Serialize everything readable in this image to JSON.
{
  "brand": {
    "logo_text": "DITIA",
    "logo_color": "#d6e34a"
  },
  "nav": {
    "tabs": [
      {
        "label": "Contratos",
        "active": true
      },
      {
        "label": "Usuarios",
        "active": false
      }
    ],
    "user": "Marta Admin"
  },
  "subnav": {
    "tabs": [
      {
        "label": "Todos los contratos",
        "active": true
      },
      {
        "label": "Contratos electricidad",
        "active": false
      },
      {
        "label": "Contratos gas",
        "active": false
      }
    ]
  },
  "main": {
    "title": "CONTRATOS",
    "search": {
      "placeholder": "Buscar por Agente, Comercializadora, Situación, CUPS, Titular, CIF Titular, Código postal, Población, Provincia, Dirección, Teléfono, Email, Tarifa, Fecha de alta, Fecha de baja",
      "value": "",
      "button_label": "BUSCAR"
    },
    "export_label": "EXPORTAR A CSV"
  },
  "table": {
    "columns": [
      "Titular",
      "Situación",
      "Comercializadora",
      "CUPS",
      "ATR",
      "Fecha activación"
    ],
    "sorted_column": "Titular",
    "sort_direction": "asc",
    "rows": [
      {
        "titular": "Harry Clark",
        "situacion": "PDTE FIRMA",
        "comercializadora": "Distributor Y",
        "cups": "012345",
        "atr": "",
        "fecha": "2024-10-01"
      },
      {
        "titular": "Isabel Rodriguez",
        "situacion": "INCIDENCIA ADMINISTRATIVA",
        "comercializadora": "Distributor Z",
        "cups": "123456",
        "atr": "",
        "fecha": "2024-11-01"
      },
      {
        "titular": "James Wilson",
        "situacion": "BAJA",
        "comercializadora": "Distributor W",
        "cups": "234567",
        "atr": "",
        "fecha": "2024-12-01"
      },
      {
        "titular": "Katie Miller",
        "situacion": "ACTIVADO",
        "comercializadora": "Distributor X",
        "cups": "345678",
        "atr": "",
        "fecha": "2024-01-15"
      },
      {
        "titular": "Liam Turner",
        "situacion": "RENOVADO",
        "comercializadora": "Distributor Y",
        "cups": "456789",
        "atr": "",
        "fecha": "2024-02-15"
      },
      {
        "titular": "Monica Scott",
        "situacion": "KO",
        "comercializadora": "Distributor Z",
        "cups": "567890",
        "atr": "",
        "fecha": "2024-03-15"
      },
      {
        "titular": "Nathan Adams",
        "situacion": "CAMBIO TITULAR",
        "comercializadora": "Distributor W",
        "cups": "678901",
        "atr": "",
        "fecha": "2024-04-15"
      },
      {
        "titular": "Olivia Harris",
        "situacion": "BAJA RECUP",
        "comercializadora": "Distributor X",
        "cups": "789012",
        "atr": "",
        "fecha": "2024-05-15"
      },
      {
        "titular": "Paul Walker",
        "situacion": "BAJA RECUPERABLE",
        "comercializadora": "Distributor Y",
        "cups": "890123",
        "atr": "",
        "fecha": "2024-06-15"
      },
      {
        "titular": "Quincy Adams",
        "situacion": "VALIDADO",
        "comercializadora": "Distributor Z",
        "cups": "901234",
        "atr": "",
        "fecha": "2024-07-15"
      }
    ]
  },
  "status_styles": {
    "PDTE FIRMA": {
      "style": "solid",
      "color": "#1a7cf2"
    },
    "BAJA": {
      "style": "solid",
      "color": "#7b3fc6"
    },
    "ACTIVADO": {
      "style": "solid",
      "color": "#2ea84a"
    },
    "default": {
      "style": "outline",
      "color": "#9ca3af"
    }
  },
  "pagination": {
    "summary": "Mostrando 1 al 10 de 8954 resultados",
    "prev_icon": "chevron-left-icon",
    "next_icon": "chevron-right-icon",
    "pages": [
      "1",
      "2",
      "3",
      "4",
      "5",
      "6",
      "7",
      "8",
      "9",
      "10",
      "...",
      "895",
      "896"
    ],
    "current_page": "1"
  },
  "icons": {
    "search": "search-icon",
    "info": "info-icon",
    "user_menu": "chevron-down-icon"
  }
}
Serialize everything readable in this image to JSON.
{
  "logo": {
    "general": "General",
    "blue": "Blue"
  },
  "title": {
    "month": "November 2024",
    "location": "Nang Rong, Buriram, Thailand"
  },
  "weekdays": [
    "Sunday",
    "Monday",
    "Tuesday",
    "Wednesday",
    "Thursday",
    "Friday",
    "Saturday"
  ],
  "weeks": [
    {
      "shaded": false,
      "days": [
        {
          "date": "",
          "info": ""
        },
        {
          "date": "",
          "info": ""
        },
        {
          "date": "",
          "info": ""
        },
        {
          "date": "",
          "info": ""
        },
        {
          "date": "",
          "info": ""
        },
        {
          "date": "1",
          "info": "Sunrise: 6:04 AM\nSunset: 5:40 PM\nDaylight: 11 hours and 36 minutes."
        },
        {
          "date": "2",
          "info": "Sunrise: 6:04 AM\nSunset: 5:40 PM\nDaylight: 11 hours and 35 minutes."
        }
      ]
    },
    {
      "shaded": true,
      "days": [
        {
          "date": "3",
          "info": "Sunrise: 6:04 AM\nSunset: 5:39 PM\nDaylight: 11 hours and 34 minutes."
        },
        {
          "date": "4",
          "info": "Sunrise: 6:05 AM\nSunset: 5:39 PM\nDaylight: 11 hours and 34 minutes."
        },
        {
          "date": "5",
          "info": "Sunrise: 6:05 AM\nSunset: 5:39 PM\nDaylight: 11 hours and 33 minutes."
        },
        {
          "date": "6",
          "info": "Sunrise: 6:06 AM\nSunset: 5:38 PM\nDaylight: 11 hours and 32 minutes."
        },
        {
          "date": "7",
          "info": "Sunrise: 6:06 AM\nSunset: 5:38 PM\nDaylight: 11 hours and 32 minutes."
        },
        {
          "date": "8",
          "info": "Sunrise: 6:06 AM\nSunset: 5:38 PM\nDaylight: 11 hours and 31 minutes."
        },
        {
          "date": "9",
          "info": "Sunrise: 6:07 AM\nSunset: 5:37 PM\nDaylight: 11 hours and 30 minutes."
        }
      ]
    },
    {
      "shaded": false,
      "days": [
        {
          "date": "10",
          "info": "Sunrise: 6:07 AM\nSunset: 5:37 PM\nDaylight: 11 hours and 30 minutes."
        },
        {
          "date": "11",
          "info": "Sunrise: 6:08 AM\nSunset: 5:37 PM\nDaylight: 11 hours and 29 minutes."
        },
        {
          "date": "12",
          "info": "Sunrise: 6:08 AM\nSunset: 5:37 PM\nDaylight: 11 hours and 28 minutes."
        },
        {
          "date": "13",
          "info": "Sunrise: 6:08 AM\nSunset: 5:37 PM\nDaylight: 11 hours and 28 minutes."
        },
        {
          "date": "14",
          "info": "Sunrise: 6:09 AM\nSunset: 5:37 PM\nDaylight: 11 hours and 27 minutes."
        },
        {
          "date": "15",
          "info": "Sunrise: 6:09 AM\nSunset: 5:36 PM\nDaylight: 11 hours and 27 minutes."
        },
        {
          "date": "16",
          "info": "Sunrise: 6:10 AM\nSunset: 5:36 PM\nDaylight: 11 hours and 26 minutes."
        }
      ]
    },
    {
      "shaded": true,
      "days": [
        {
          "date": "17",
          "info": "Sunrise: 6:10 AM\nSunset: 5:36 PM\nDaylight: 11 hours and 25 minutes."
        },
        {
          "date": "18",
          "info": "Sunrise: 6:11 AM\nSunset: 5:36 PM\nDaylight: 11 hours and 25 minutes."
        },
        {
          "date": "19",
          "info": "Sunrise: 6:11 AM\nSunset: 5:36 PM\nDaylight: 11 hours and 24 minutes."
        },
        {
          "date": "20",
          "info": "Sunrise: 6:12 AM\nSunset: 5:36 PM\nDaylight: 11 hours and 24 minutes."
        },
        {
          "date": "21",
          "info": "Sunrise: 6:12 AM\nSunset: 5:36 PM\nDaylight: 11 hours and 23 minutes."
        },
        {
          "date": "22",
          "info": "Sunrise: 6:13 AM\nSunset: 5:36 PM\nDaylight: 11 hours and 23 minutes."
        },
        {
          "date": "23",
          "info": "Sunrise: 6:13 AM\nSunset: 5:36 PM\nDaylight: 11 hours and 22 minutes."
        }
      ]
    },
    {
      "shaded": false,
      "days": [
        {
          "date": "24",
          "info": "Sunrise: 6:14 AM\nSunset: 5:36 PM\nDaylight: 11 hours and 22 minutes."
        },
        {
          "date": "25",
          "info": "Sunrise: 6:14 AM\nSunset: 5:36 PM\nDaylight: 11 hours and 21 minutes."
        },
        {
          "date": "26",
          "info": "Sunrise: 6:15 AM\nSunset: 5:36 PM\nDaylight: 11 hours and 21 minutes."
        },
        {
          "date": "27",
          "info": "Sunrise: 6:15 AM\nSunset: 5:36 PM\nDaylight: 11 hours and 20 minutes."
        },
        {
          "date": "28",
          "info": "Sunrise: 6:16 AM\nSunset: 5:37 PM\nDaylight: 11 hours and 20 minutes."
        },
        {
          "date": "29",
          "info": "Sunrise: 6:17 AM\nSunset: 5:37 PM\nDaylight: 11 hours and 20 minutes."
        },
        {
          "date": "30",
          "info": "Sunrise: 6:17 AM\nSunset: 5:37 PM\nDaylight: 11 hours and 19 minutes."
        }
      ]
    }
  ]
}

┄┄┄┄┄┄┄┄┄┄

Aim of the exercise: Reproduce each line of the material containing the word "chevron".

Task output:
    "prev_icon": "chevron-left-icon",
    "next_icon": "chevron-right-icon",
    "user_menu": "chevron-down-icon"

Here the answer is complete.